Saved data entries
•••••

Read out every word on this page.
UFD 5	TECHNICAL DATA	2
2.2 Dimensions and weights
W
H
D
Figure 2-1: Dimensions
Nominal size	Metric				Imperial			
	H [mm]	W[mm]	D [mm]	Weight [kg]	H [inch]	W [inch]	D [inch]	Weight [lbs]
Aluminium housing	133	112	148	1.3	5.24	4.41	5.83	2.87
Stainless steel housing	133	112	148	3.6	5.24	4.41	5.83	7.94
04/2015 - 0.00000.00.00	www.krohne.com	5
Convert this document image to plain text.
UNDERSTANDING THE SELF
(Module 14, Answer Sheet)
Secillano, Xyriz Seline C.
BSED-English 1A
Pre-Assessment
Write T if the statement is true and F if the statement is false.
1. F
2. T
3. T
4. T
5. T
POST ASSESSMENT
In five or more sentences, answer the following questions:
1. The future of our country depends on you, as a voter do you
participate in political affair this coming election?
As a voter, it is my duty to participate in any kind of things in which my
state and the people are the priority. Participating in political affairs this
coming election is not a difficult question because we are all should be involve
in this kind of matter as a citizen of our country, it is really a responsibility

•••••

**WHAT IS ASKED:**
Find the lines above that contain the word "election" and collect them.

**RESULT OF THIS EXERCISE:**
participate in political affair this coming election?
coming election is not a difficult question because we are all should be involve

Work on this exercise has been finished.